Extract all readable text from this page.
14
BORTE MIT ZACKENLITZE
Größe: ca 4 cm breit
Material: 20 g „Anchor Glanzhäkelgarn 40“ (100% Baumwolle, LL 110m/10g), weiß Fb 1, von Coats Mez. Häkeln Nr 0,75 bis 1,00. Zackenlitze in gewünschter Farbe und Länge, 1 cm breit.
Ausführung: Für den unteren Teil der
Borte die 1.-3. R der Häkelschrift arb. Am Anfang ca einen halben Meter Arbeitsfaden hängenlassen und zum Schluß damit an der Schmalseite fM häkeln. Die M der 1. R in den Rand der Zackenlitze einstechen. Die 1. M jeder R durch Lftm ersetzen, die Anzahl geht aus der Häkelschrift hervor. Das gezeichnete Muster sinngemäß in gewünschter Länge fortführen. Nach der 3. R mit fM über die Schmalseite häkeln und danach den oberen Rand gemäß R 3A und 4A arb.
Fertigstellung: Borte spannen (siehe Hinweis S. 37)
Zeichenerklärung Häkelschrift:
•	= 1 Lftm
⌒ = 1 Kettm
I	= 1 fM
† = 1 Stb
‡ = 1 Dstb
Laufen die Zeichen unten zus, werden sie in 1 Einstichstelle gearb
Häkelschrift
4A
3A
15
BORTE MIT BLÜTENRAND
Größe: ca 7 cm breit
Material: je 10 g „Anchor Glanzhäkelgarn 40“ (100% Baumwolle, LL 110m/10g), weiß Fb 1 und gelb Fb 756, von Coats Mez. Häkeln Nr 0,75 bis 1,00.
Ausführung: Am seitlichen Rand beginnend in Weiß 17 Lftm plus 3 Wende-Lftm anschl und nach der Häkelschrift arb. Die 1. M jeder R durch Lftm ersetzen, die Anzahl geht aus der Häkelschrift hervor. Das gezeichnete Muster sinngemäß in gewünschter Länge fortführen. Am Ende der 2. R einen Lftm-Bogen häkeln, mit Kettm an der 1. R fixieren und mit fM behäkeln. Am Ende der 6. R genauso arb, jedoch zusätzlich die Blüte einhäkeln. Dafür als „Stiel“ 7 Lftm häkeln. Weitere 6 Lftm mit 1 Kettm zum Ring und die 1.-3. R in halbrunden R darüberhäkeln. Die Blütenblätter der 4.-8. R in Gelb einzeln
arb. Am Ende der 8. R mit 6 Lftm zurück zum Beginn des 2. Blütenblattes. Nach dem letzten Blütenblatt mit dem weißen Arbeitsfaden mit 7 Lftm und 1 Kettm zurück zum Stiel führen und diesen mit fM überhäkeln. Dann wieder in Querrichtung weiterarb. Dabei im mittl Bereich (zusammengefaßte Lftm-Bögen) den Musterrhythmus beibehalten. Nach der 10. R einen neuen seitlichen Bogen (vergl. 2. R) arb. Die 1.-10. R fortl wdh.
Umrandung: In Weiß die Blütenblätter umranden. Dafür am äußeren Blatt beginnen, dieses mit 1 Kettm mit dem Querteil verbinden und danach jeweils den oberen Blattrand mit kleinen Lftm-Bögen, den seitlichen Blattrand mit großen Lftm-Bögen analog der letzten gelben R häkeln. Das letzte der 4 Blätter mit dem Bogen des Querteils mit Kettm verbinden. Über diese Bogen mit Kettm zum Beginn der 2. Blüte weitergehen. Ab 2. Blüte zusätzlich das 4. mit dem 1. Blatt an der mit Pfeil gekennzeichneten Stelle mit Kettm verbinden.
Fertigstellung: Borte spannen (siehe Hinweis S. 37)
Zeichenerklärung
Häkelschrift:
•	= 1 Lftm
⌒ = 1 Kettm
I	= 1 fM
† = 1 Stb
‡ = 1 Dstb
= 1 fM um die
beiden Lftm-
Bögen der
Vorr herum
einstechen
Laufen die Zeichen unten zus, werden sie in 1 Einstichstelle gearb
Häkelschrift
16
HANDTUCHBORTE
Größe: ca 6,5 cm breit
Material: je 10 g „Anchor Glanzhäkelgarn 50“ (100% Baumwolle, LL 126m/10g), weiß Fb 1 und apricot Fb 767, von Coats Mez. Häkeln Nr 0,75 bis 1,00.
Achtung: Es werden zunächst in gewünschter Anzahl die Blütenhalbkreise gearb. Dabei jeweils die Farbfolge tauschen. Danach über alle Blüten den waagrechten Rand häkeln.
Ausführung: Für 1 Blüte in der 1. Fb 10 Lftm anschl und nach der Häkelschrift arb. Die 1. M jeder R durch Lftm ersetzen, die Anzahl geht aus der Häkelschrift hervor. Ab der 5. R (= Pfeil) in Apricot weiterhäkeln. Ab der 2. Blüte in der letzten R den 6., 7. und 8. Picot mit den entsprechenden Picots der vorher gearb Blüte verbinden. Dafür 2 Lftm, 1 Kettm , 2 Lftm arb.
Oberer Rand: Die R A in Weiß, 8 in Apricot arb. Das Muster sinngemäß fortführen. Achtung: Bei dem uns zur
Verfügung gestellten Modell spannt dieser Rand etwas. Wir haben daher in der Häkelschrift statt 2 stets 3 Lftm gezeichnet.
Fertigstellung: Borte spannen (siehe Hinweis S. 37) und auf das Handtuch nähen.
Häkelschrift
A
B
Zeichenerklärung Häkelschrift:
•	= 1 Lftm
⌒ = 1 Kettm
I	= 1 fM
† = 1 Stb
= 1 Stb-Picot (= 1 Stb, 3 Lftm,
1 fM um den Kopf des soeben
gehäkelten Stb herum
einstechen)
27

----

● EXERCISE
Each record above should be repeated exactly as it appears.

● PROBLEM SOLUTION
Extract all readable text from this page.
14
BORTE MIT ZACKENLITZE
Größe: ca 4 cm breit
Material: 20 g „Anchor Glanzhäkelgarn 40“ (100% Baumwolle, LL 110m/10g), weiß Fb 1, von Coats Mez. Häkeln Nr 0,75 bis 1,00. Zackenlitze in gewünschter Farbe und Länge, 1 cm breit.
Ausführung: Für den unteren Teil der
Borte die 1.-3. R der Häkelschrift arb. Am Anfang ca einen halben Meter Arbeitsfaden hängenlassen und zum Schluß damit an der Schmalseite fM häkeln. Die M der 1. R in den Rand der Zackenlitze einstechen. Die 1. M jeder R durch Lftm ersetzen, die Anzahl geht aus der Häkelschrift hervor. Das gezeichnete Muster sinngemäß in gewünschter Länge fortführen. Nach der 3. R mit fM über die Schmalseite häkeln und danach den oberen Rand gemäß R 3A und 4A arb.
Fertigstellung: Borte spannen (siehe Hinweis S. 37)
Zeichenerklärung Häkelschrift:
•	= 1 Lftm
⌒ = 1 Kettm
I	= 1 fM
† = 1 Stb
‡ = 1 Dstb
Laufen die Zeichen unten zus, werden sie in 1 Einstichstelle gearb
Häkelschrift
4A
3A
15
BORTE MIT BLÜTENRAND
Größe: ca 7 cm breit
Material: je 10 g „Anchor Glanzhäkelgarn 40“ (100% Baumwolle, LL 110m/10g), weiß Fb 1 und gelb Fb 756, von Coats Mez. Häkeln Nr 0,75 bis 1,00.
Ausführung: Am seitlichen Rand beginnend in Weiß 17 Lftm plus 3 Wende-Lftm anschl und nach der Häkelschrift arb. Die 1. M jeder R durch Lftm ersetzen, die Anzahl geht aus der Häkelschrift hervor. Das gezeichnete Muster sinngemäß in gewünschter Länge fortführen. Am Ende der 2. R einen Lftm-Bogen häkeln, mit Kettm an der 1. R fixieren und mit fM behäkeln. Am Ende der 6. R genauso arb, jedoch zusätzlich die Blüte einhäkeln. Dafür als „Stiel“ 7 Lftm häkeln. Weitere 6 Lftm mit 1 Kettm zum Ring und die 1.-3. R in halbrunden R darüberhäkeln. Die Blütenblätter der 4.-8. R in Gelb einzeln
arb. Am Ende der 8. R mit 6 Lftm zurück zum Beginn des 2. Blütenblattes. Nach dem letzten Blütenblatt mit dem weißen Arbeitsfaden mit 7 Lftm und 1 Kettm zurück zum Stiel führen und diesen mit fM überhäkeln. Dann wieder in Querrichtung weiterarb. Dabei im mittl Bereich (zusammengefaßte Lftm-Bögen) den Musterrhythmus beibehalten. Nach der 10. R einen neuen seitlichen Bogen (vergl. 2. R) arb. Die 1.-10. R fortl wdh.
Umrandung: In Weiß die Blütenblätter umranden. Dafür am äußeren Blatt beginnen, dieses mit 1 Kettm mit dem Querteil verbinden und danach jeweils den oberen Blattrand mit kleinen Lftm-Bögen, den seitlichen Blattrand mit großen Lftm-Bögen analog der letzten gelben R häkeln. Das letzte der 4 Blätter mit dem Bogen des Querteils mit Kettm verbinden. Über diese Bogen mit Kettm zum Beginn der 2. Blüte weitergehen. Ab 2. Blüte zusätzlich das 4. mit dem 1. Blatt an der mit Pfeil gekennzeichneten Stelle mit Kettm verbinden.
Fertigstellung: Borte spannen (siehe Hinweis S. 37)
Zeichenerklärung
Häkelschrift:
•	= 1 Lftm
⌒ = 1 Kettm
I	= 1 fM
† = 1 Stb
‡ = 1 Dstb
= 1 fM um die
beiden Lftm-
Bögen der
Vorr herum
einstechen
Laufen die Zeichen unten zus, werden sie in 1 Einstichstelle gearb
Häkelschrift
16
HANDTUCHBORTE
Größe: ca 6,5 cm breit
Material: je 10 g „Anchor Glanzhäkelgarn 50“ (100% Baumwolle, LL 126m/10g), weiß Fb 1 und apricot Fb 767, von Coats Mez. Häkeln Nr 0,75 bis 1,00.
Achtung: Es werden zunächst in gewünschter Anzahl die Blütenhalbkreise gearb. Dabei jeweils die Farbfolge tauschen. Danach über alle Blüten den waagrechten Rand häkeln.
Ausführung: Für 1 Blüte in der 1. Fb 10 Lftm anschl und nach der Häkelschrift arb. Die 1. M jeder R durch Lftm ersetzen, die Anzahl geht aus der Häkelschrift hervor. Ab der 5. R (= Pfeil) in Apricot weiterhäkeln. Ab der 2. Blüte in der letzten R den 6., 7. und 8. Picot mit den entsprechenden Picots der vorher gearb Blüte verbinden. Dafür 2 Lftm, 1 Kettm , 2 Lftm arb.
Oberer Rand: Die R A in Weiß, 8 in Apricot arb. Das Muster sinngemäß fortführen. Achtung: Bei dem uns zur
Verfügung gestellten Modell spannt dieser Rand etwas. Wir haben daher in der Häkelschrift statt 2 stets 3 Lftm gezeichnet.
Fertigstellung: Borte spannen (siehe Hinweis S. 37) und auf das Handtuch nähen.
Häkelschrift
A
B
Zeichenerklärung Häkelschrift:
•	= 1 Lftm
⌒ = 1 Kettm
I	= 1 fM
† = 1 Stb
= 1 Stb-Picot (= 1 Stb, 3 Lftm,
1 fM um den Kopf des soeben
gehäkelten Stb herum
einstechen)
27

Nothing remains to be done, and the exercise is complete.